● DOCUMENT SEGMENT
============

    Posted on June 25, 2010 at 11:20 am by mythago
  • MythAgogo Girl obviously knows little of CT crimin...
    MythAgogo Girl obviously knows little of CT criminal jurisprudence. She must be a practicing attorney in Lala land, or some place out West where the 'practice of law' is done thru a looking glass.
    A conviction in CT means absolutely nothing, for the simple reason that there are so many tricks of jurisprudence employed by the State, including: the piling on of multiple charges regarding one alleged offense, the manufacture of evidence, misrepresentation of the so-called facts, the subornation of perjured testimonies of police officers and other witnesses, the utilization of low-life snitches and confidential informants with zero credibility, and--last but not least--the outright, blatant denial of Constitutional and due-process rights.
    Oh, I almost forgot: biased, incompetent, politically-connected judges and appellate justices with inappropriate judicial temperament are the last straw. Am sure I left out a couple of other aberrations of jurisprudence employed on a daily basis by the State. (Public defenders selling out their clients, anyone?) I think MythAgogo Girl should go post on Simple Justice, not here.

============

(Page layout parsing data)
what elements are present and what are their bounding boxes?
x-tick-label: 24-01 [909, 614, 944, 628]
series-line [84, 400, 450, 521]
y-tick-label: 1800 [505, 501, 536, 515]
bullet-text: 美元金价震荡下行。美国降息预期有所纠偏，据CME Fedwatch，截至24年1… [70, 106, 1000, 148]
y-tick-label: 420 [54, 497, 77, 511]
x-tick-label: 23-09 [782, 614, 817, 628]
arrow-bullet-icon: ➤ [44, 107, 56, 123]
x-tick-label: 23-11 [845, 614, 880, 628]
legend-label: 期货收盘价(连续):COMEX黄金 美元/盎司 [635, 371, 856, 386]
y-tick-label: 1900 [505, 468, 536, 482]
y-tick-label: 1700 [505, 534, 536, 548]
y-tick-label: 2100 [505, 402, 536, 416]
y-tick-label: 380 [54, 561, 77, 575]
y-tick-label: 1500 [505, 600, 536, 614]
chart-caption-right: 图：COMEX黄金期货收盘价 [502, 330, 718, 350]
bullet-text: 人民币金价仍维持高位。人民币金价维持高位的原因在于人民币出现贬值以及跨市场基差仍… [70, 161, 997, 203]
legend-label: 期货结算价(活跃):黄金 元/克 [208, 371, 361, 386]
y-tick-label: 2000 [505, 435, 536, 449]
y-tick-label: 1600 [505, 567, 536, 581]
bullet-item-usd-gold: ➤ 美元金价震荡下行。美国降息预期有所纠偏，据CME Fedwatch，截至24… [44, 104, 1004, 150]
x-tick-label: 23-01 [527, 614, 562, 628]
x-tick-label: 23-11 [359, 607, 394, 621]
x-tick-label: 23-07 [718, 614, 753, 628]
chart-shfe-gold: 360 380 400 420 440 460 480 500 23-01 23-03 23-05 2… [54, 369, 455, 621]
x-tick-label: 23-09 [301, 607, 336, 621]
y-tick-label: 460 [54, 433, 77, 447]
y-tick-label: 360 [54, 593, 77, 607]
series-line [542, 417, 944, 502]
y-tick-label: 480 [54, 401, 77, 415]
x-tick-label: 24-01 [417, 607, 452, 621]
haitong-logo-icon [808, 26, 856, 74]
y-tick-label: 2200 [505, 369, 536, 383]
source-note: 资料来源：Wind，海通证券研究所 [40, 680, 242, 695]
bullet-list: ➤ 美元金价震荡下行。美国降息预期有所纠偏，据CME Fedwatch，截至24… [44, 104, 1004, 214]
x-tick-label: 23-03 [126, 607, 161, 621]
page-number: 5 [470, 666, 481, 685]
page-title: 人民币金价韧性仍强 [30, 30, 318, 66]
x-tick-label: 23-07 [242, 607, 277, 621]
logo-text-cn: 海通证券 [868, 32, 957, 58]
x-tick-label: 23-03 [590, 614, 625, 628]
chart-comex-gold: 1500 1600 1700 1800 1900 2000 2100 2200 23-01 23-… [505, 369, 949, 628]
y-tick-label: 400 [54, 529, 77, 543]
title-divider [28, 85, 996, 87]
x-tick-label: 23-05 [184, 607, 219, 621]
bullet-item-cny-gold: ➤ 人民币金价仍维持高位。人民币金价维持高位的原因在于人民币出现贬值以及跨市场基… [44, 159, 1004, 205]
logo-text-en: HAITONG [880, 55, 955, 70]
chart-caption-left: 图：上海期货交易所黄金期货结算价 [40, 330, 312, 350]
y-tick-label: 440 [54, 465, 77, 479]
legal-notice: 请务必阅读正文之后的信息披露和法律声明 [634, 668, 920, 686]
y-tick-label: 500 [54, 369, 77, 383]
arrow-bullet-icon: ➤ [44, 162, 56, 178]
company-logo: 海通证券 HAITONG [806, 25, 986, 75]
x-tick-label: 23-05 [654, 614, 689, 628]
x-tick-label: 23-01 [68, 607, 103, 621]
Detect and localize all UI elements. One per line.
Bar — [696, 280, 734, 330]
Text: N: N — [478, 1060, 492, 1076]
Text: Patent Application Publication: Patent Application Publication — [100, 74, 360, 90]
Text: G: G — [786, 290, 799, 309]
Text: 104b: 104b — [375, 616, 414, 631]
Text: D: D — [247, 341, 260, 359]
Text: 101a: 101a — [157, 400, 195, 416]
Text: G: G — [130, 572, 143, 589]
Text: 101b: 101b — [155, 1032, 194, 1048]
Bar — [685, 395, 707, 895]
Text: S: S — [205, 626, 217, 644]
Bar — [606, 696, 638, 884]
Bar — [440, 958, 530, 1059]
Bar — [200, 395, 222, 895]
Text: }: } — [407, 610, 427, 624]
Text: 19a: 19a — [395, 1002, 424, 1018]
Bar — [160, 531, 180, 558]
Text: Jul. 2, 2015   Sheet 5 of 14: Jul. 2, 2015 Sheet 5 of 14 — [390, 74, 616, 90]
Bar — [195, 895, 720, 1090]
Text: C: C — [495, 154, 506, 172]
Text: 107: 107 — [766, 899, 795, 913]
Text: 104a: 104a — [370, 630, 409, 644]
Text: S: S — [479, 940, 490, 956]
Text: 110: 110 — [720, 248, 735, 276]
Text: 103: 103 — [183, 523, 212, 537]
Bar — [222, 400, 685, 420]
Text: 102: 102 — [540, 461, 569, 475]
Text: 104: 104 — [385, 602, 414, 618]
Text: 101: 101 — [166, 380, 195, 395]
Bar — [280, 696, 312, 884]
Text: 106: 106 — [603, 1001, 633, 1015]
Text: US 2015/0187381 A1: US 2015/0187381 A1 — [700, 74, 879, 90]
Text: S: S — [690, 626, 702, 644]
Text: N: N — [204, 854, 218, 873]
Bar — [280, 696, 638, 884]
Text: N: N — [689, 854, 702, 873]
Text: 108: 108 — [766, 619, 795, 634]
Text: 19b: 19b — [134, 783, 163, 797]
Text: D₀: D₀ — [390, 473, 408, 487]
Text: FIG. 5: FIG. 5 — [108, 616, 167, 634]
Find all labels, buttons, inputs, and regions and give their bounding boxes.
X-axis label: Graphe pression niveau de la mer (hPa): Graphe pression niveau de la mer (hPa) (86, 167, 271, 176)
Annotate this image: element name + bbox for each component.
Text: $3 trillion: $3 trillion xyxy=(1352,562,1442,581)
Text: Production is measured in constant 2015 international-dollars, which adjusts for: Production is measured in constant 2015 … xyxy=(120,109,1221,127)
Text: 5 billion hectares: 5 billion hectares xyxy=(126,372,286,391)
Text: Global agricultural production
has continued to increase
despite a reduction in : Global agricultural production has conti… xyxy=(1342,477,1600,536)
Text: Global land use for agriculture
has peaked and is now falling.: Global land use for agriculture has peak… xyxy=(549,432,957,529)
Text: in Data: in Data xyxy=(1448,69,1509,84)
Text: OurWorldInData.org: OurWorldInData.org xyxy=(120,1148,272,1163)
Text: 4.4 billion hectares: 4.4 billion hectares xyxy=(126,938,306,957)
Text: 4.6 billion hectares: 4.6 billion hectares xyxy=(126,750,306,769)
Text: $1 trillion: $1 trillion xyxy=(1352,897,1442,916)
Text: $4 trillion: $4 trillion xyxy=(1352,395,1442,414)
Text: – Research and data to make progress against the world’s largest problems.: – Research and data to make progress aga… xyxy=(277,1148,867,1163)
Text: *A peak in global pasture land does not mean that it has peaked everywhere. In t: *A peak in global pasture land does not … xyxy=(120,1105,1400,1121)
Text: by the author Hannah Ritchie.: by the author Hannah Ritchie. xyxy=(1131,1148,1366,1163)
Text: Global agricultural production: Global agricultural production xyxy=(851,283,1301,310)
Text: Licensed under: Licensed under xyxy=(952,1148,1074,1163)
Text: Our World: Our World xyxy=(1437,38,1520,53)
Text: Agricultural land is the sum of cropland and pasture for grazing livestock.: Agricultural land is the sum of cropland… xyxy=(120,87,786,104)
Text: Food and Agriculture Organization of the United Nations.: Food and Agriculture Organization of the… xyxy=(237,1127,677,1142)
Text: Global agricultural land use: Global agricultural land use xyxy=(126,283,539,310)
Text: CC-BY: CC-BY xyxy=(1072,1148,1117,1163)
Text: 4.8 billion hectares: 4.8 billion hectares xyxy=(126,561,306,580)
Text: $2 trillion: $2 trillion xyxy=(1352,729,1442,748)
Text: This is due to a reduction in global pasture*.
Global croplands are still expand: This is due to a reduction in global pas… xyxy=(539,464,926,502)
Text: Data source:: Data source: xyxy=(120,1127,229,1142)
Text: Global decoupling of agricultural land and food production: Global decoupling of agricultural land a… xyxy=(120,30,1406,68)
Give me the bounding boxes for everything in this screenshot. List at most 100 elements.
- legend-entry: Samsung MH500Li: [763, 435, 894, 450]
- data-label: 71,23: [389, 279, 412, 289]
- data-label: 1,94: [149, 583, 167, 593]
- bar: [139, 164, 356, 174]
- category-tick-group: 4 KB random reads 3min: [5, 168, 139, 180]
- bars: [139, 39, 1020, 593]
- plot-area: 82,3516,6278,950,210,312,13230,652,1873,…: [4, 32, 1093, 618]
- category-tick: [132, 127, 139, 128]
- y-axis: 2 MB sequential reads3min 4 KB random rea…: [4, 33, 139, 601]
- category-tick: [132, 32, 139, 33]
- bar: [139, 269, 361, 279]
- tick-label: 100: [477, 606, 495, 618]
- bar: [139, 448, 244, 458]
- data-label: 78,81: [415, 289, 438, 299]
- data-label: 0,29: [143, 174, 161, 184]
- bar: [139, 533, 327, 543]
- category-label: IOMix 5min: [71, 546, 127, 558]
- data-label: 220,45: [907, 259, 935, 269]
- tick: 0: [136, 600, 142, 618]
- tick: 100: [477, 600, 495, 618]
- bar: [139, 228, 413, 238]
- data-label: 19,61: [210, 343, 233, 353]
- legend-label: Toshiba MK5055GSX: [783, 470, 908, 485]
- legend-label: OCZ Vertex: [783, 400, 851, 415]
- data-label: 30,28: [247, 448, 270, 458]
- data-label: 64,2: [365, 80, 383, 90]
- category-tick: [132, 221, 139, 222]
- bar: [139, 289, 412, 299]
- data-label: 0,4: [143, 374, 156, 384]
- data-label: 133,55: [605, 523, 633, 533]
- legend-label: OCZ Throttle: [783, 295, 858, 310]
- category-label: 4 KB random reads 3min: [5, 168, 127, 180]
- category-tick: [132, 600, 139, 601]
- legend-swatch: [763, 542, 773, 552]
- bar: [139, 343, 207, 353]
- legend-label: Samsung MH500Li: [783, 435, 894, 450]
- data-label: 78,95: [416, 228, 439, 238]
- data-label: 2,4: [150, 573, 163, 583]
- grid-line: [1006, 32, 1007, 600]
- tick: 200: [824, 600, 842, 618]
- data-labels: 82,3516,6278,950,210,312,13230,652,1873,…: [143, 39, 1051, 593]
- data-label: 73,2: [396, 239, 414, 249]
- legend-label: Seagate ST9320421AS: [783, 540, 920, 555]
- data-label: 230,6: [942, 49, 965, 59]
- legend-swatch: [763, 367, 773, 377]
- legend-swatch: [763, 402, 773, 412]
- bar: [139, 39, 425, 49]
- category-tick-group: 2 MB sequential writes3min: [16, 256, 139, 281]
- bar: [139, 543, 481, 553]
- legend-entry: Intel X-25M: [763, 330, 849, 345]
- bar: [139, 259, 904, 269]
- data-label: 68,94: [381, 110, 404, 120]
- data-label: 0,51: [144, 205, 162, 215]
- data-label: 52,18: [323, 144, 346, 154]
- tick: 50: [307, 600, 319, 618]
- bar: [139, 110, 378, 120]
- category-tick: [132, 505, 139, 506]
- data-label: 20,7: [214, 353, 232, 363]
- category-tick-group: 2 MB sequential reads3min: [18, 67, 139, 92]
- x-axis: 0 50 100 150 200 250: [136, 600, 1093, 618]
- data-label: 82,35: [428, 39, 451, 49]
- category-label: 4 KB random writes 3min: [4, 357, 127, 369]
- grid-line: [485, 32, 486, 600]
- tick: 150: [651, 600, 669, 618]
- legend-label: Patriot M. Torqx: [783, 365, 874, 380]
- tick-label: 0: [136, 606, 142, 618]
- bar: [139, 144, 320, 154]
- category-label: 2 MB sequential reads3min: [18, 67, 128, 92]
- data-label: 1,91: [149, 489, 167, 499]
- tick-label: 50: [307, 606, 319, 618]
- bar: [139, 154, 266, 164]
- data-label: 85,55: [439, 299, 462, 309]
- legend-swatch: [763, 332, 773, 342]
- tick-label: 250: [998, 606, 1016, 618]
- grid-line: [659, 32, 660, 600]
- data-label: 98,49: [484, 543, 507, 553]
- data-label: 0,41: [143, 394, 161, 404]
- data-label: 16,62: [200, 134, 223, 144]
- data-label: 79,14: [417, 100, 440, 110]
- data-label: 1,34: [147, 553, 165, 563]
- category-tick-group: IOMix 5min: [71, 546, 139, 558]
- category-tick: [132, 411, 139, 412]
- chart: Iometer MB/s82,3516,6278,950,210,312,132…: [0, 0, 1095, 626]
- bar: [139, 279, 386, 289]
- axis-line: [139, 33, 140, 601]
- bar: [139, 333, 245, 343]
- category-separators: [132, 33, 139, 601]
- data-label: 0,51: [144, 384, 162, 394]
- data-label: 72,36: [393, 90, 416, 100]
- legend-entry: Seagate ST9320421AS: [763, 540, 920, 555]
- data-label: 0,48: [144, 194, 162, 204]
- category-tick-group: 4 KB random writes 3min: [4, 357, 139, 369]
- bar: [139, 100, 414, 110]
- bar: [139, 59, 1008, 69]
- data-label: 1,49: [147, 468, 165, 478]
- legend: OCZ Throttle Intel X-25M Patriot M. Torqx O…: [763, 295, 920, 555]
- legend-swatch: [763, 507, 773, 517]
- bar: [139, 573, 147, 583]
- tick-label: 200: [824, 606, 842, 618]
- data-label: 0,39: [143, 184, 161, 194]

============

● WHAT THE TASK REQUIRES
In the comment on CT criminal jurisprudence, list the tricks of jurisprudence employed by the State that are named in the sentence beginning "A conviction in CT means absolutely nothing".

● SOLUTION TO THE EXERCISE
- the piling on of multiple charges regarding one alleged offense
- the manufacture of evidence
- misrepresentation of the so-called facts
- the subornation of perjured testimonies of police officers and other witnesses
- the utilization of low-life snitches and confidential informants with zero credibility
- the outright, blatant denial of Constitutional and due-process rights